----- Selected extract -----

Subject: Re: [PATCH] NFSD: fix decode_cb_sequence4resok

On 2011-02-23 08:48, Chuck Lever wrote:
>
> On Feb 22, 2011, at 2:43 PM, Benny Halevy wrote:
>
>> Fix bug introduced in patch
>> 85a56480 NFSD: Update XDR decoders in NFSv4 callback client
>>
>> Although decode_cb_sequence4resok ignores highest slotid and target highest slotid
>> it must account for their space in their xdr stream when calling xdr_inline_decode
>
> The real problem is that decoding for the next operation in the compound will start too early in the buffer, because we didn't account for the ignored 8 bytes here, yes?

Right on the spot.

Benny

>
> Reviewed-by: Chuck Lever <[email protected]>
>
>> Cc: Chuck Lever <[email protected]>
>> Signed-off-by: Benny Halevy <[email protected]>
>> ---
>> fs/nfsd/nfs4callback.c | 2 +-
>> 1 files changed, 1 insertions(+), 1 deletions(-)
>>
>> diff --git a/fs/nfsd/nfs4callback.c b/fs/nfsd/nfs4callback.c
>> index da54498..d046bdb 100644
>> --- a/fs/nfsd/nfs4callback.c
>> +++ b/fs/nfsd/nfs4callback.c
>> @@ -592,7 +592,7 @@ static int decode_cb_sequence4resok(struct xdr_stream *xdr,
>> * If the server returns different values for sessionID, slotID or
>> * sequence number, the server is looney tunes.
>> */
>> - p = xdr_inline_decode(xdr, NFS4_MAX_SESSIONID_LEN + 4 + 4);
>> + p = xdr_inline_decode(xdr, NFS4_MAX_SESSIONID_LEN + 4 + 4 + 4 + 4);
>> if (unlikely(p == NULL))

----- Records shown -----

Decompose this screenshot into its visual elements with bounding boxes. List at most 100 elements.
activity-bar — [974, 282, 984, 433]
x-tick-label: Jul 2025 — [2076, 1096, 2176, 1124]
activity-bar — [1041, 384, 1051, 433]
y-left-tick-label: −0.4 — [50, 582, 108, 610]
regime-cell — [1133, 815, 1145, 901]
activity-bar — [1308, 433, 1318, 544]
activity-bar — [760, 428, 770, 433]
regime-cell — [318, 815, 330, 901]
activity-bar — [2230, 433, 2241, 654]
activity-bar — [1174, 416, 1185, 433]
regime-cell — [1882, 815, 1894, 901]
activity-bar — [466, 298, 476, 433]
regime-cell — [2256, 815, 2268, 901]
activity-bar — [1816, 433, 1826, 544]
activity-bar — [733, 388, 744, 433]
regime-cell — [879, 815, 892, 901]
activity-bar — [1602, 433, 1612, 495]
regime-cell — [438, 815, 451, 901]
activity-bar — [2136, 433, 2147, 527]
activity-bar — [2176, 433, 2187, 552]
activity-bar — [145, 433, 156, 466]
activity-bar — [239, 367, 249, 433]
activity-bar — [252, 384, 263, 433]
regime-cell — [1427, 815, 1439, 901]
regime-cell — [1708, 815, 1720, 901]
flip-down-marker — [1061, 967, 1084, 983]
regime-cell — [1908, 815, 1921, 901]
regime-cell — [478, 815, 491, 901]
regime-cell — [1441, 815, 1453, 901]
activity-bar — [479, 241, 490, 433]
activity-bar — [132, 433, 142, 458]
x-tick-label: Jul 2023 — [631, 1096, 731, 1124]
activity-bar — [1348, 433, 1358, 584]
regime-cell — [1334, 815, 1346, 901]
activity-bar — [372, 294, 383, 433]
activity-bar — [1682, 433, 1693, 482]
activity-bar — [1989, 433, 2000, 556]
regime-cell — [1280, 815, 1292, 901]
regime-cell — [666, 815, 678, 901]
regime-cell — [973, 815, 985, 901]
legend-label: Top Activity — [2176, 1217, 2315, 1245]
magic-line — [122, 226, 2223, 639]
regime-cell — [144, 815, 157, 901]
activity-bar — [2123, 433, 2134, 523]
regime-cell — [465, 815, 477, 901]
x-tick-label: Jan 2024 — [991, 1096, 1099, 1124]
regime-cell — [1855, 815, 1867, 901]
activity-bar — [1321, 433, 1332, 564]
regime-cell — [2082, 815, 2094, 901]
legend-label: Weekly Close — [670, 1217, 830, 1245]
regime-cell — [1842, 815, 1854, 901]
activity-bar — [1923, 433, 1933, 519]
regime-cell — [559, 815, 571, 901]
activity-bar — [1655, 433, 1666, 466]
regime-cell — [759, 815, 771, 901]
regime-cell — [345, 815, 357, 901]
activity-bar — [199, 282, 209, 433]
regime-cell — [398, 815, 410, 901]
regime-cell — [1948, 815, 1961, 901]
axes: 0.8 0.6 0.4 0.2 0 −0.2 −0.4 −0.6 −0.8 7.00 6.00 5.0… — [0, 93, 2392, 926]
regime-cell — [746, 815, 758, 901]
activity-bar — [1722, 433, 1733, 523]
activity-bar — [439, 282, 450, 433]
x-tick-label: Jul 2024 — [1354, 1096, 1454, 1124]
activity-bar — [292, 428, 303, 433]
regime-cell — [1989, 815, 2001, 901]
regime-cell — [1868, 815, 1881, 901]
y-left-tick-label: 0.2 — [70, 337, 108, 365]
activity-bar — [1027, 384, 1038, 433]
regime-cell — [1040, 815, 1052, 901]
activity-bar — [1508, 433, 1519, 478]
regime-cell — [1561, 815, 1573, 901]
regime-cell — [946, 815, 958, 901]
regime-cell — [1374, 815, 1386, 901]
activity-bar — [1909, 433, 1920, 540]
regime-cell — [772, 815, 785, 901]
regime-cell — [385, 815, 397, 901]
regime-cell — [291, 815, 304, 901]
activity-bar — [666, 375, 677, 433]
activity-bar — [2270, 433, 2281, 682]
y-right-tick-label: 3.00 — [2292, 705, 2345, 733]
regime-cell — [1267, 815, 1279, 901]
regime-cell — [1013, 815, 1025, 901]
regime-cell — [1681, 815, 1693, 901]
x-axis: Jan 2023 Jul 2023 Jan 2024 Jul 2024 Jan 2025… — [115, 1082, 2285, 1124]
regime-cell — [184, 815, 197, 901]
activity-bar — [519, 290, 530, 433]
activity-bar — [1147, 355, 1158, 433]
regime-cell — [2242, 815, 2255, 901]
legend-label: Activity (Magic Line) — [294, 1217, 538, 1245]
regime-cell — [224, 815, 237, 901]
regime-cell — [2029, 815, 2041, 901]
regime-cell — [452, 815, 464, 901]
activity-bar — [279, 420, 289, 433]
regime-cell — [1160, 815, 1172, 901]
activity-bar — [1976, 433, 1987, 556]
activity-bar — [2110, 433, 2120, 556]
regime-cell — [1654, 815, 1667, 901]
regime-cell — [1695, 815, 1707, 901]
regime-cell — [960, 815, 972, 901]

-----

* **Objectives**
- A) Please reproduce the part of the NFSD patch thread between "On 2011-02-23 08:48, Chuck" and "on the spot.", inclusive.
- B) Which earlier patch introduced the bug that the NFSD patch thread sets out to fix?
The entries have nothing to do with the NFSD patch thread.

* **Answers for this exercise**
- A)
On 2011-02-23 08:48, Chuck Lever wrote:
>
> On Feb 22, 2011, at 2:43 PM, Benny Halevy wrote:
>
>> Fix bug introduced in patch
>> 85a56480 NFSD: Update XDR decoders in NFSv4 callback client
>>
>> Although decode_cb_sequence4resok ignores highest slotid and target highest slotid
>> it must account for their space in their xdr stream when calling xdr_inline_decode
>
> The real problem is that decoding for the next operation in the compound will start too early in the buffer, because we didn't account for the ignored 8 bytes here, yes?

Right on the spot.

- B) Patch 85a56480, "NFSD: Update XDR decoders in NFSv4 callback client".